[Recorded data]

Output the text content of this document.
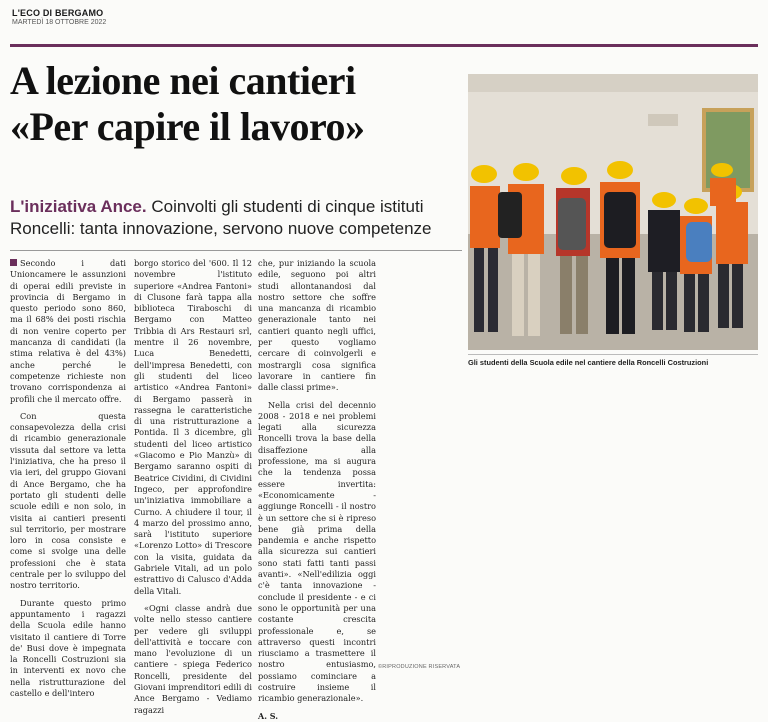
L'ECO DI BERGAMO
MARTEDÌ 18 OTTOBRE 2022
A lezione nei cantieri
«Per capire il lavoro»
L'iniziativa Ance. Coinvolti gli studenti di cinque istituti Roncelli: tanta innovazione, servono nuove competenze
Gli studenti della Scuola edile nel cantiere della Roncelli Costruzioni

Secondo i dati Unioncamere le assunzioni di operai edili previste in provincia di Bergamo in questo periodo sono 860, ma il 68% dei posti rischia di non venire coperto per mancanza di candidati (la stima relativa è del 43%) anche perché le competenze richieste non trovano corrispondenza ai profili che il mercato offre.

Con questa consapevolezza della crisi di ricambio generazionale vissuta dal settore va letta l'iniziativa, che ha preso il via ieri, del gruppo Giovani di Ance Bergamo, che ha portato gli studenti delle scuole edili e non solo, in visita ai cantieri presenti sul territorio, per mostrare loro in cosa consiste e come si svolge una delle professioni che è stata centrale per lo sviluppo del nostro territorio.

Durante questo primo appuntamento i ragazzi della Scuola edile hanno visitato il cantiere di Torre de' Busi dove è impegnata la Roncelli Costruzioni sia in interventi ex novo che nella ristrutturazione del castello e dell'intero

borgo storico del '600. Il 12 novembre l'istituto superiore «Andrea Fantoni» di Clusone farà tappa alla biblioteca Tiraboschi di Bergamo con Matteo Tribbia di Ars Restauri srl, mentre il 26 novembre, Luca Benedetti, dell'impresa Benedetti, con gli studenti del liceo artistico «Andrea Fantoni» di Bergamo passerà in rassegna le caratteristiche di una ristrutturazione a Pontida. Il 3 dicembre, gli studenti del liceo artistico «Giacomo e Pio Manzù» di Bergamo saranno ospiti di Beatrice Cividini, di Cividini Ingeco, per approfondire un'iniziativa immobiliare a Curno. A chiudere il tour, il 4 marzo del prossimo anno, sarà l'istituto superiore «Lorenzo Lotto» di Trescore con la visita, guidata da Gabriele Vitali, ad un polo estrattivo di Calusco d'Adda della Vitali.

«Ogni classe andrà due volte nello stesso cantiere per vedere gli sviluppi dell'attività e toccare con mano l'evoluzione di un cantiere - spiega Federico Roncelli, presidente del Giovani imprenditori edili di Ance Bergamo - Vediamo ragazzi

che, pur iniziando la scuola edile, seguono poi altri studi allontanandosi dal nostro settore che soffre una mancanza di ricambio generazionale tanto nei cantieri quanto negli uffici, per questo vogliamo cercare di coinvolgerli e mostrargli cosa significa lavorare in cantiere fin dalle classi prime».

Nella crisi del decennio 2008 - 2018 e nei problemi legati alla sicurezza Roncelli trova la base della disaffezione alla professione, ma si augura che la tendenza possa essere invertita: «Economicamente - aggiunge Roncelli - il nostro è un settore che si è ripreso bene già prima della pandemia e anche rispetto alla sicurezza sui cantieri sono stati fatti tanti passi avanti». «Nell'edilizia oggi c'è tanta innovazione - conclude il presidente - e ci sono le opportunità per una costante crescita professionale e, se attraverso questi incontri riusciamo a trasmettere il nostro entusiasmo, possiamo cominciare a costruire insieme il ricambio generazionale».

A. S.
©RIPRODUZIONE RISERVATA
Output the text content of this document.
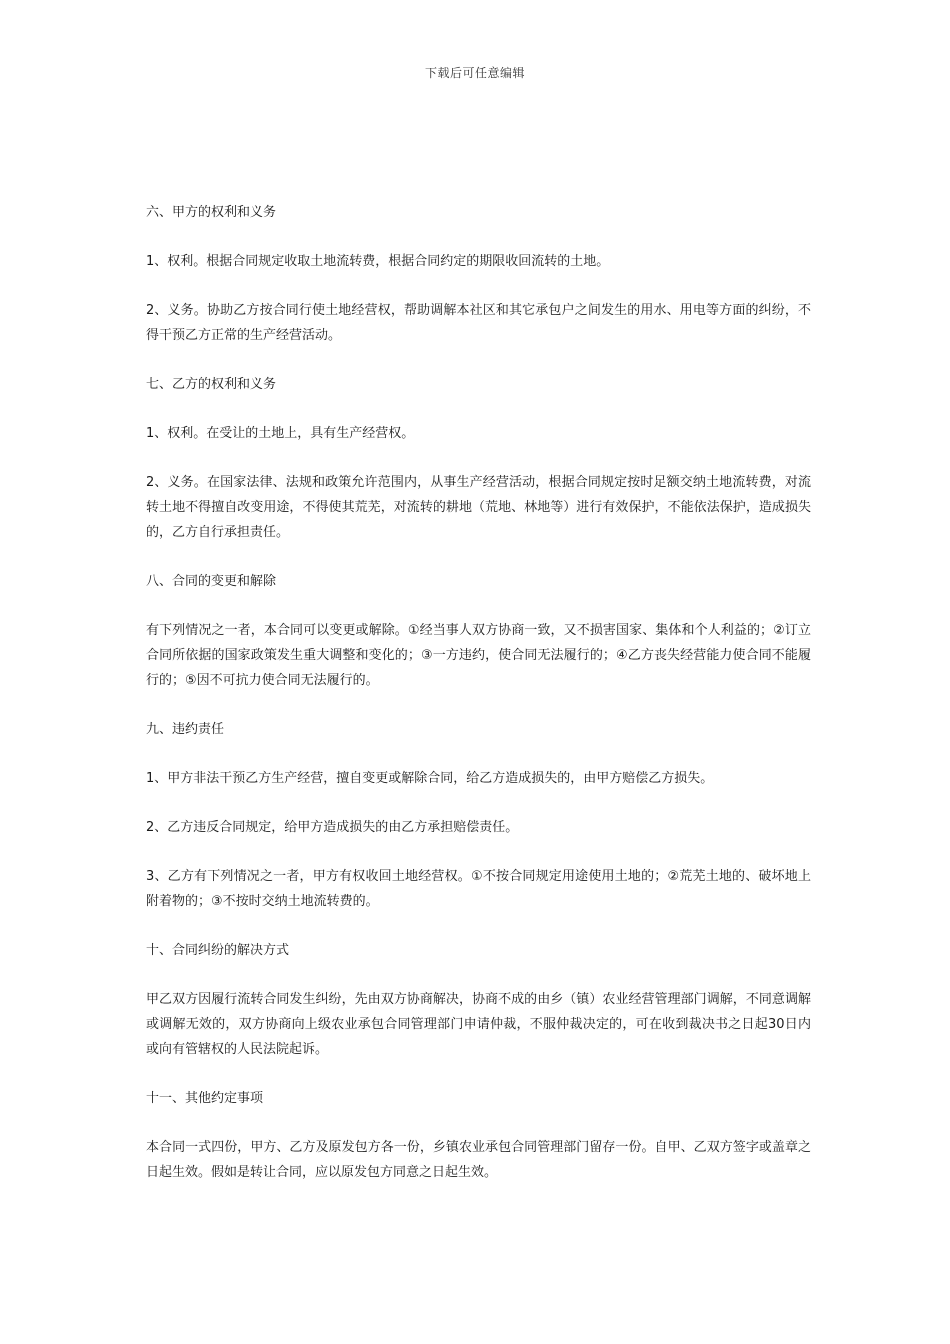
下载后可任意编辑

六、甲方的权利和义务

1、权利。根据合同规定收取土地流转费，根据合同约定的期限收回流转的土地。

2、义务。协助乙方按合同行使土地经营权，帮助调解本社区和其它承包户之间发生的用水、用电等方面的纠纷，不得干预乙方正常的生产经营活动。

七、乙方的权利和义务

1、权利。在受让的土地上，具有生产经营权。

2、义务。在国家法律、法规和政策允许范围内，从事生产经营活动，根据合同规定按时足额交纳土地流转费，对流转土地不得擅自改变用途，不得使其荒芜，对流转的耕地（荒地、林地等）进行有效保护，不能依法保护，造成损失的，乙方自行承担责任。

八、合同的变更和解除

有下列情况之一者，本合同可以变更或解除。①经当事人双方协商一致，又不损害国家、集体和个人利益的；②订立合同所依据的国家政策发生重大调整和变化的；③一方违约，使合同无法履行的；④乙方丧失经营能力使合同不能履行的；⑤因不可抗力使合同无法履行的。

九、违约责任

1、甲方非法干预乙方生产经营，擅自变更或解除合同，给乙方造成损失的，由甲方赔偿乙方损失。

2、乙方违反合同规定，给甲方造成损失的由乙方承担赔偿责任。

3、乙方有下列情况之一者，甲方有权收回土地经营权。①不按合同规定用途使用土地的；②荒芜土地的、破坏地上附着物的；③不按时交纳土地流转费的。

十、合同纠纷的解决方式

甲乙双方因履行流转合同发生纠纷，先由双方协商解决，协商不成的由乡（镇）农业经营管理部门调解，不同意调解或调解无效的，双方协商向上级农业承包合同管理部门申请仲裁，不服仲裁决定的，可在收到裁决书之日起30日内或向有管辖权的人民法院起诉。

十一、其他约定事项

本合同一式四份，甲方、乙方及原发包方各一份，乡镇农业承包合同管理部门留存一份。自甲、乙双方签字或盖章之日起生效。假如是转让合同，应以原发包方同意之日起生效。
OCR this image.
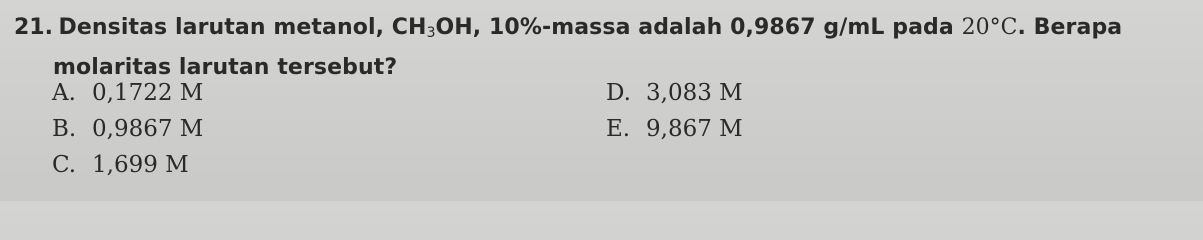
21. Densitas larutan metanol, $CH_3OH$, 10%-massa adalah 0,9867 g/mL pada 20°C. Berapa
molaritas larutan tersebut?
A. 0,1722 M
B. 0,9867 M
C. 1,699 M
D. 3,083 M
E. 9,867 M
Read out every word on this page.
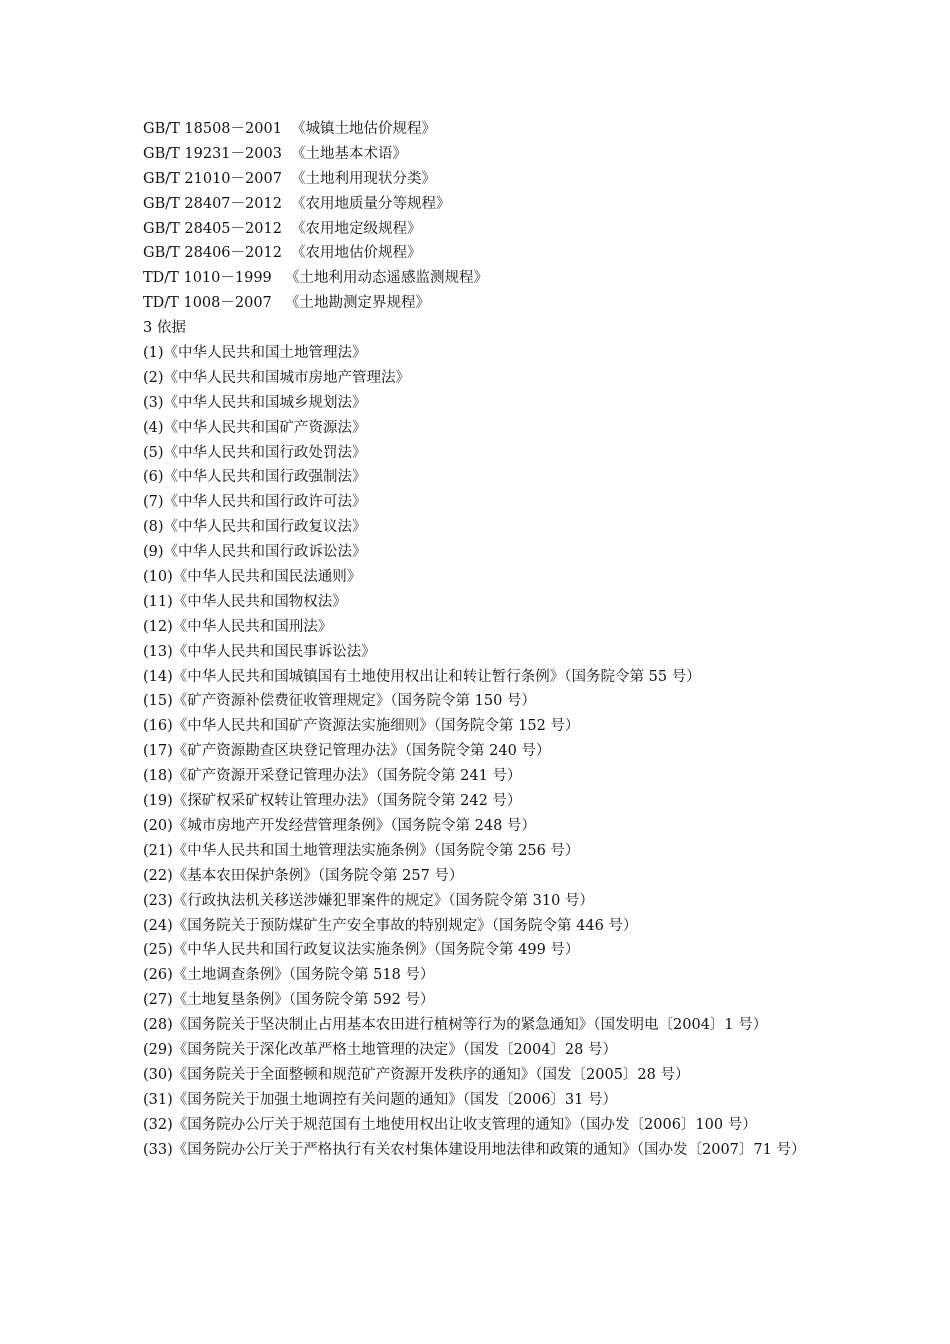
GB/T 18508－2001 《城镇土地估价规程》
GB/T 19231－2003 《土地基本术语》
GB/T 21010－2007 《土地利用现状分类》
GB/T 28407－2012 《农用地质量分等规程》
GB/T 28405－2012 《农用地定级规程》
GB/T 28406－2012 《农用地估价规程》
TD/T 1010－1999 《土地利用动态遥感监测规程》
TD/T 1008－2007 《土地勘测定界规程》
3 依据
(1)《中华人民共和国土地管理法》
(2)《中华人民共和国城市房地产管理法》
(3)《中华人民共和国城乡规划法》
(4)《中华人民共和国矿产资源法》
(5)《中华人民共和国行政处罚法》
(6)《中华人民共和国行政强制法》
(7)《中华人民共和国行政许可法》
(8)《中华人民共和国行政复议法》
(9)《中华人民共和国行政诉讼法》
(10)《中华人民共和国民法通则》
(11)《中华人民共和国物权法》
(12)《中华人民共和国刑法》
(13)《中华人民共和国民事诉讼法》
(14)《中华人民共和国城镇国有土地使用权出让和转让暂行条例》（国务院令第 55 号）
(15)《矿产资源补偿费征收管理规定》（国务院令第 150 号）
(16)《中华人民共和国矿产资源法实施细则》（国务院令第 152 号）
(17)《矿产资源勘查区块登记管理办法》（国务院令第 240 号）
(18)《矿产资源开采登记管理办法》（国务院令第 241 号）
(19)《探矿权采矿权转让管理办法》（国务院令第 242 号）
(20)《城市房地产开发经营管理条例》（国务院令第 248 号）
(21)《中华人民共和国土地管理法实施条例》（国务院令第 256 号）
(22)《基本农田保护条例》（国务院令第 257 号）
(23)《行政执法机关移送涉嫌犯罪案件的规定》（国务院令第 310 号）
(24)《国务院关于预防煤矿生产安全事故的特别规定》（国务院令第 446 号）
(25)《中华人民共和国行政复议法实施条例》（国务院令第 499 号）
(26)《土地调查条例》（国务院令第 518 号）
(27)《土地复垦条例》（国务院令第 592 号）
(28)《国务院关于坚决制止占用基本农田进行植树等行为的紧急通知》（国发明电〔2004〕1 号）
(29)《国务院关于深化改革严格土地管理的决定》（国发〔2004〕28 号）
(30)《国务院关于全面整顿和规范矿产资源开发秩序的通知》（国发〔2005〕28 号）
(31)《国务院关于加强土地调控有关问题的通知》（国发〔2006〕31 号）
(32)《国务院办公厅关于规范国有土地使用权出让收支管理的通知》（国办发〔2006〕100 号）
(33)《国务院办公厅关于严格执行有关农村集体建设用地法律和政策的通知》（国办发〔2007〕71 号）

[Work to be completed] Say how many lines of the data include the word "cantiere". Respond with the number alone.

[Output for this task] 4